» Aim
Take every line that has the string "quem" and copy it out.

» Input for this task
****
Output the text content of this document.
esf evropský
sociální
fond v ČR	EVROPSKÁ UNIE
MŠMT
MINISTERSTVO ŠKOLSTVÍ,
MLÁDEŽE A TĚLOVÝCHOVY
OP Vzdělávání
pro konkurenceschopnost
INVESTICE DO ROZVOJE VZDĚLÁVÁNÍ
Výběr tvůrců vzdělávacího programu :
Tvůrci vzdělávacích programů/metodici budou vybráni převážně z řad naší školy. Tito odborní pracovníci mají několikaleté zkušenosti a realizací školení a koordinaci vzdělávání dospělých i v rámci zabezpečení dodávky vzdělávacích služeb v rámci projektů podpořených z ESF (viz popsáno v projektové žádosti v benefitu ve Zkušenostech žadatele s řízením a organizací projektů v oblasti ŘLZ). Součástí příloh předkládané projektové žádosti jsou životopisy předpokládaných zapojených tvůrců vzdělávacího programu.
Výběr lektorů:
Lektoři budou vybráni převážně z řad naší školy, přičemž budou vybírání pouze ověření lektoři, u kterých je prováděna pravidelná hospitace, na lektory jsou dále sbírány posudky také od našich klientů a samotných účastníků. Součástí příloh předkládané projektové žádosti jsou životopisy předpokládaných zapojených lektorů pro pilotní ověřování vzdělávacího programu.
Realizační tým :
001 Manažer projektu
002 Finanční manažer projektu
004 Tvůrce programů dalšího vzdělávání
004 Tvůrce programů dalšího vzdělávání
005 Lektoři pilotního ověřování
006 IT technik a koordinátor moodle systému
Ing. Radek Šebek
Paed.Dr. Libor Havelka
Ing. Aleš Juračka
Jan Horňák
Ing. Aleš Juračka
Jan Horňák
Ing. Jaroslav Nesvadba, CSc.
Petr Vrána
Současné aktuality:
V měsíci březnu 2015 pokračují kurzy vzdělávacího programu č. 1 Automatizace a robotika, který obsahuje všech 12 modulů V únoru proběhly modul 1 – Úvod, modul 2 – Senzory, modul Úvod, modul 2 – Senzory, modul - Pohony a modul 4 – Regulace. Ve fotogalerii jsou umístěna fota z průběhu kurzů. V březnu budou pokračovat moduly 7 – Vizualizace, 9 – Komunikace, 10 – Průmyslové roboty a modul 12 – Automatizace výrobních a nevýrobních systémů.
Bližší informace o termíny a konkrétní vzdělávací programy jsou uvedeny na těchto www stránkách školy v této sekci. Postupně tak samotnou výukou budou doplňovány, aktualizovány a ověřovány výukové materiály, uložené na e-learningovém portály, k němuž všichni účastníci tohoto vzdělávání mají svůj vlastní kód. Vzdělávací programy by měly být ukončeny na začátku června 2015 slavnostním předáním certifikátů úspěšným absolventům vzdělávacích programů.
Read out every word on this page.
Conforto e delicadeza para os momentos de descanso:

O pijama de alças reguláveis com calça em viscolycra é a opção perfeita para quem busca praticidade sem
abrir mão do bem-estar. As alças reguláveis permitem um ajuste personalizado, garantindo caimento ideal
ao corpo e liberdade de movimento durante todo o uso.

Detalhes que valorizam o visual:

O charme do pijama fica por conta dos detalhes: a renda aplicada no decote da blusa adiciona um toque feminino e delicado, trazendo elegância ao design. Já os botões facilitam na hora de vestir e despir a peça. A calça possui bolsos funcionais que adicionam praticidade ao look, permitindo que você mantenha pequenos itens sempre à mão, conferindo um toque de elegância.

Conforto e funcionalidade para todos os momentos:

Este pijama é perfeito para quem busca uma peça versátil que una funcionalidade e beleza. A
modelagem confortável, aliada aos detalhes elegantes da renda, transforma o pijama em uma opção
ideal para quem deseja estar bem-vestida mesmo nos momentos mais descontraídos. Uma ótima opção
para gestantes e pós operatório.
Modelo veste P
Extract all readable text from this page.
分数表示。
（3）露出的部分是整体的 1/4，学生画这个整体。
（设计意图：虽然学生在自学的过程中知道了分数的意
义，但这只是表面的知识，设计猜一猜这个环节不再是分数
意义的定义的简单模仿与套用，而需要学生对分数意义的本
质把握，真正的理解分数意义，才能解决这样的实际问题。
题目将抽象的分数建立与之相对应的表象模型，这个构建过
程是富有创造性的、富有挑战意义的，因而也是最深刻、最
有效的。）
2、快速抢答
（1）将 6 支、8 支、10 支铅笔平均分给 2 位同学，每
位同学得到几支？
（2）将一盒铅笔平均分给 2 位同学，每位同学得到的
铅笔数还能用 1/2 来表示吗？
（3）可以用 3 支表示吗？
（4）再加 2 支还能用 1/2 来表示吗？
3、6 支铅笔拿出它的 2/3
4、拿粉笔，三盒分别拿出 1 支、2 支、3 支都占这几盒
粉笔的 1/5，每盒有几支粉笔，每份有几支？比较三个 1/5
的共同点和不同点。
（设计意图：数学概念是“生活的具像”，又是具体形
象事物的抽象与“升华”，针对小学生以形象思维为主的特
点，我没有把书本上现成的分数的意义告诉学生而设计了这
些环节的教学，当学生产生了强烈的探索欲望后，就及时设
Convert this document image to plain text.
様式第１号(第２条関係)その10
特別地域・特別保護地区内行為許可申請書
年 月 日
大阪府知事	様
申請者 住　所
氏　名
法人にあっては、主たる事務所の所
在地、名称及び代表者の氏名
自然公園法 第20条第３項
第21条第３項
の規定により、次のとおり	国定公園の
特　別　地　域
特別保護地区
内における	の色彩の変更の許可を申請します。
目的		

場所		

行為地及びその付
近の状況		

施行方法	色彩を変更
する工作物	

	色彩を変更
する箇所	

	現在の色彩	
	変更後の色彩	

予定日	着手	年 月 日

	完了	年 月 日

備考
****
» Written answer
O pijama de alças reguláveis com calça em viscolycra é a opção perfeita para quem busca praticidade sem
Este pijama é perfeito para quem busca uma peça versátil que una funcionalidade e beleza. A
ideal para quem deseja estar bem-vestida mesmo nos momentos mais descontraídos. Uma ótima opção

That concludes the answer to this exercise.